◆ **Information supplied**
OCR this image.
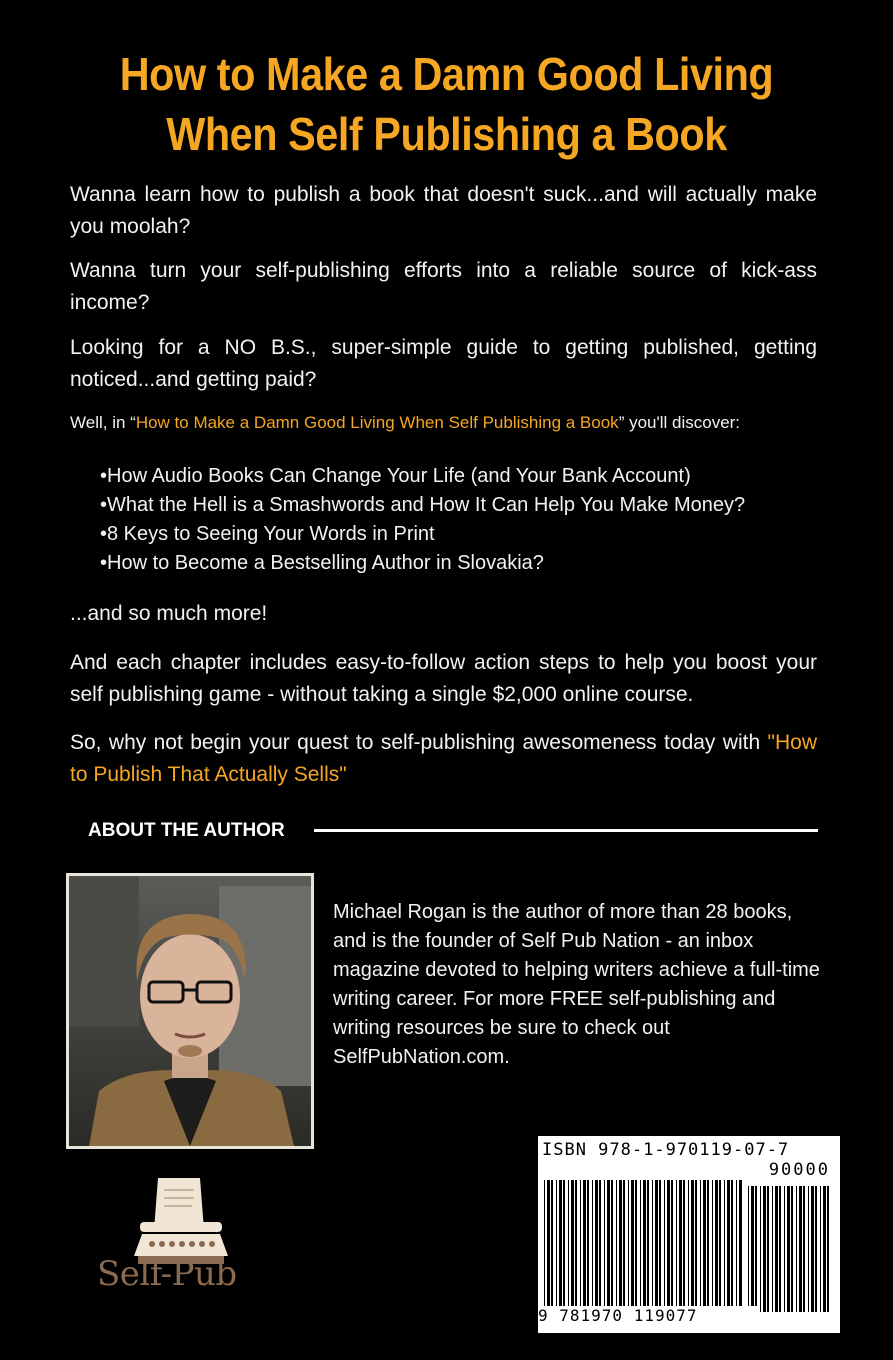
How to Make a Damn Good Living
When Self Publishing a Book

Wanna learn how to publish a book that doesn't suck...and will actually make you moolah?

Wanna turn your self-publishing efforts into a reliable source of kick-ass income?

Looking for a NO B.S., super-simple guide to getting published, getting noticed...and getting paid?

Well, in “How to Make a Damn Good Living When Self Publishing a Book” you'll discover:

•How Audio Books Can Change Your Life (and Your Bank Account)
•What the Hell is a Smashwords and How It Can Help You Make Money?
•8 Keys to Seeing Your Words in Print
•How to Become a Bestselling Author in Slovakia?

...and so much more!

And each chapter includes easy-to-follow action steps to help you boost your self publishing game - without taking a single $2,000 online course.

So, why not begin your quest to self-publishing awesomeness today with "How to Publish That Actually Sells"

ABOUT THE AUTHOR

Michael Rogan is the author of more than 28 books, and is the founder of Self Pub Nation - an inbox magazine devoted to helping writers achieve a full-time writing career. For more FREE self-publishing and writing resources be sure to check out SelfPubNation.com.

ISBN 978-1-970119-07-7
90000
9 781970 119077
Self-Pub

◆ **The problem**
Output all of the entries verbatim, leaving out any images.

◆ **Exercise answer**
OCR this image.
How to Make a Damn Good Living
When Self Publishing a Book

Wanna learn how to publish a book that doesn't suck...and will actually make you moolah?

Wanna turn your self-publishing efforts into a reliable source of kick-ass income?

Looking for a NO B.S., super-simple guide to getting published, getting noticed...and getting paid?

Well, in “How to Make a Damn Good Living When Self Publishing a Book” you'll discover:

•How Audio Books Can Change Your Life (and Your Bank Account)
•What the Hell is a Smashwords and How It Can Help You Make Money?
•8 Keys to Seeing Your Words in Print
•How to Become a Bestselling Author in Slovakia?

...and so much more!

And each chapter includes easy-to-follow action steps to help you boost your self publishing game - without taking a single $2,000 online course.

So, why not begin your quest to self-publishing awesomeness today with "How to Publish That Actually Sells"

ABOUT THE AUTHOR

Michael Rogan is the author of more than 28 books, and is the founder of Self Pub Nation - an inbox magazine devoted to helping writers achieve a full-time writing career. For more FREE self-publishing and writing resources be sure to check out SelfPubNation.com.

ISBN 978-1-970119-07-7
90000
9 781970 119077
Self-Pub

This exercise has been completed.